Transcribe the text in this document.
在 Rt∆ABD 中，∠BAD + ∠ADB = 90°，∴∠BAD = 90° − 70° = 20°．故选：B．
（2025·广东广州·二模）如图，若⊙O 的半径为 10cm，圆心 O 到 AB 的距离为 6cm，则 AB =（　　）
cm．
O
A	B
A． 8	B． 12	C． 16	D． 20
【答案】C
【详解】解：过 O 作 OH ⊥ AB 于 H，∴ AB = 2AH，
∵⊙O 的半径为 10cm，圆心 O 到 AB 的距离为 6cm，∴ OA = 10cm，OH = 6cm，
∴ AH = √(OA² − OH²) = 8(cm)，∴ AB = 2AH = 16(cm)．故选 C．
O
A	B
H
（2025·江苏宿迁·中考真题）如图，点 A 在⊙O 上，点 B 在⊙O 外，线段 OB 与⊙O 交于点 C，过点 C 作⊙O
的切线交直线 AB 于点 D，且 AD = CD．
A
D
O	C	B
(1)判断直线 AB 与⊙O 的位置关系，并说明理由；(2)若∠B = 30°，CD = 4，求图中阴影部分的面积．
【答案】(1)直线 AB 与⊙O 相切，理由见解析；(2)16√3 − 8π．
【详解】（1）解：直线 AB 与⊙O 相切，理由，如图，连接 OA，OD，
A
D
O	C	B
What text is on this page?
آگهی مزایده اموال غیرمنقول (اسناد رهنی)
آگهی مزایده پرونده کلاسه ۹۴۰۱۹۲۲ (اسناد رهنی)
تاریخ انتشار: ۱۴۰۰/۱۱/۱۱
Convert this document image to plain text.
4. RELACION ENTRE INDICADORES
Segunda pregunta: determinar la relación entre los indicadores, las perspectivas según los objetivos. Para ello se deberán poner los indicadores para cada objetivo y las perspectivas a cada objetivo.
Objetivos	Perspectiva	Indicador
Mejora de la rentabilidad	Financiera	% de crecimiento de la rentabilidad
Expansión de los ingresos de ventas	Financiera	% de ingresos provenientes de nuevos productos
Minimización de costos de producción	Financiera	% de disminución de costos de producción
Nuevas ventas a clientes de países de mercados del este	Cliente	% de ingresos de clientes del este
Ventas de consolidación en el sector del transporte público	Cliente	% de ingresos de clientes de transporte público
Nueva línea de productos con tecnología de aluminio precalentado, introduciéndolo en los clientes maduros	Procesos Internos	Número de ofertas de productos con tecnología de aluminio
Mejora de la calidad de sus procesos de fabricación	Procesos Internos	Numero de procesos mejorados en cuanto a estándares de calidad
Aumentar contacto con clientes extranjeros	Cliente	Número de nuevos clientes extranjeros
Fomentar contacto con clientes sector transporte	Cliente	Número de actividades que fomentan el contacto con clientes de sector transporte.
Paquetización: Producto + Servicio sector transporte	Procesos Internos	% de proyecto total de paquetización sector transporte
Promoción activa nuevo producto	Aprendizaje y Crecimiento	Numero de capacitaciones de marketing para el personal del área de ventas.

=====

*SET PROBLEM*: Go through the records and print each one exactly.

*COMPLETE ANSWER*:
Transcribe the text in this document.
在 Rt∆ABD 中，∠BAD + ∠ADB = 90°，∴∠BAD = 90° − 70° = 20°．故选：B．
（2025·广东广州·二模）如图，若⊙O 的半径为 10cm，圆心 O 到 AB 的距离为 6cm，则 AB =（　　）
cm．
O
A	B
A． 8	B． 12	C． 16	D． 20
【答案】C
【详解】解：过 O 作 OH ⊥ AB 于 H，∴ AB = 2AH，
∵⊙O 的半径为 10cm，圆心 O 到 AB 的距离为 6cm，∴ OA = 10cm，OH = 6cm，
∴ AH = √(OA² − OH²) = 8(cm)，∴ AB = 2AH = 16(cm)．故选 C．
O
A	B
H
（2025·江苏宿迁·中考真题）如图，点 A 在⊙O 上，点 B 在⊙O 外，线段 OB 与⊙O 交于点 C，过点 C 作⊙O
的切线交直线 AB 于点 D，且 AD = CD．
A
D
O	C	B
(1)判断直线 AB 与⊙O 的位置关系，并说明理由；(2)若∠B = 30°，CD = 4，求图中阴影部分的面积．
【答案】(1)直线 AB 与⊙O 相切，理由见解析；(2)16√3 − 8π．
【详解】（1）解：直线 AB 与⊙O 相切，理由，如图，连接 OA，OD，
A
D
O	C	B
What text is on this page?
آگهی مزایده اموال غیرمنقول (اسناد رهنی)
آگهی مزایده پرونده کلاسه ۹۴۰۱۹۲۲ (اسناد رهنی)
تاریخ انتشار: ۱۴۰۰/۱۱/۱۱
Convert this document image to plain text.
4. RELACION ENTRE INDICADORES
Segunda pregunta: determinar la relación entre los indicadores, las perspectivas según los objetivos. Para ello se deberán poner los indicadores para cada objetivo y las perspectivas a cada objetivo.
Objetivos	Perspectiva	Indicador
Mejora de la rentabilidad	Financiera	% de crecimiento de la rentabilidad
Expansión de los ingresos de ventas	Financiera	% de ingresos provenientes de nuevos productos
Minimización de costos de producción	Financiera	% de disminución de costos de producción
Nuevas ventas a clientes de países de mercados del este	Cliente	% de ingresos de clientes del este
Ventas de consolidación en el sector del transporte público	Cliente	% de ingresos de clientes de transporte público
Nueva línea de productos con tecnología de aluminio precalentado, introduciéndolo en los clientes maduros	Procesos Internos	Número de ofertas de productos con tecnología de aluminio
Mejora de la calidad de sus procesos de fabricación	Procesos Internos	Numero de procesos mejorados en cuanto a estándares de calidad
Aumentar contacto con clientes extranjeros	Cliente	Número de nuevos clientes extranjeros
Fomentar contacto con clientes sector transporte	Cliente	Número de actividades que fomentan el contacto con clientes de sector transporte.
Paquetización: Producto + Servicio sector transporte	Procesos Internos	% de proyecto total de paquetización sector transporte
Promoción activa nuevo producto	Aprendizaje y Crecimiento	Numero de capacitaciones de marketing para el personal del área de ventas.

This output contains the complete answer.